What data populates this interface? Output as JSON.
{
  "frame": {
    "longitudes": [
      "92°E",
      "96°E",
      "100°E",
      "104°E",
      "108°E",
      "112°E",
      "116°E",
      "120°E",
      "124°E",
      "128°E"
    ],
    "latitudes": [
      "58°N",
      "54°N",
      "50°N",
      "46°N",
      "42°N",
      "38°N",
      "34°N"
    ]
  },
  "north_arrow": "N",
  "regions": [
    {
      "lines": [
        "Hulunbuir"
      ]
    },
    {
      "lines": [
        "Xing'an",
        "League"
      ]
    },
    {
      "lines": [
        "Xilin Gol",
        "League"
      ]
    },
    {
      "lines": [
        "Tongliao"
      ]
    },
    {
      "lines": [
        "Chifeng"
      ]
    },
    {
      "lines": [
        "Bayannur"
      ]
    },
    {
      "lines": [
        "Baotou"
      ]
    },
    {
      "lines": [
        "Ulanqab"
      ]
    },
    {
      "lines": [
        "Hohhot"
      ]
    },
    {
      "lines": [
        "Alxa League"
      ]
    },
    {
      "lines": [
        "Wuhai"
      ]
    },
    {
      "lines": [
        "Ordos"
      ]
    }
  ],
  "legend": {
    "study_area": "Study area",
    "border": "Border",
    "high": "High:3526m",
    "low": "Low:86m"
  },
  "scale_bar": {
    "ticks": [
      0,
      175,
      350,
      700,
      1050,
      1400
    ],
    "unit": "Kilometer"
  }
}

Prompt:
Copy out all of the data exactly, leaving nothing out.

Task result:
What data populates this interface? Output as JSON.
{
  "frame": {
    "longitudes": [
      "92°E",
      "96°E",
      "100°E",
      "104°E",
      "108°E",
      "112°E",
      "116°E",
      "120°E",
      "124°E",
      "128°E"
    ],
    "latitudes": [
      "58°N",
      "54°N",
      "50°N",
      "46°N",
      "42°N",
      "38°N",
      "34°N"
    ]
  },
  "north_arrow": "N",
  "regions": [
    {
      "lines": [
        "Hulunbuir"
      ]
    },
    {
      "lines": [
        "Xing'an",
        "League"
      ]
    },
    {
      "lines": [
        "Xilin Gol",
        "League"
      ]
    },
    {
      "lines": [
        "Tongliao"
      ]
    },
    {
      "lines": [
        "Chifeng"
      ]
    },
    {
      "lines": [
        "Bayannur"
      ]
    },
    {
      "lines": [
        "Baotou"
      ]
    },
    {
      "lines": [
        "Ulanqab"
      ]
    },
    {
      "lines": [
        "Hohhot"
      ]
    },
    {
      "lines": [
        "Alxa League"
      ]
    },
    {
      "lines": [
        "Wuhai"
      ]
    },
    {
      "lines": [
        "Ordos"
      ]
    }
  ],
  "legend": {
    "study_area": "Study area",
    "border": "Border",
    "high": "High:3526m",
    "low": "Low:86m"
  },
  "scale_bar": {
    "ticks": [
      0,
      175,
      350,
      700,
      1050,
      1400
    ],
    "unit": "Kilometer"
  }
}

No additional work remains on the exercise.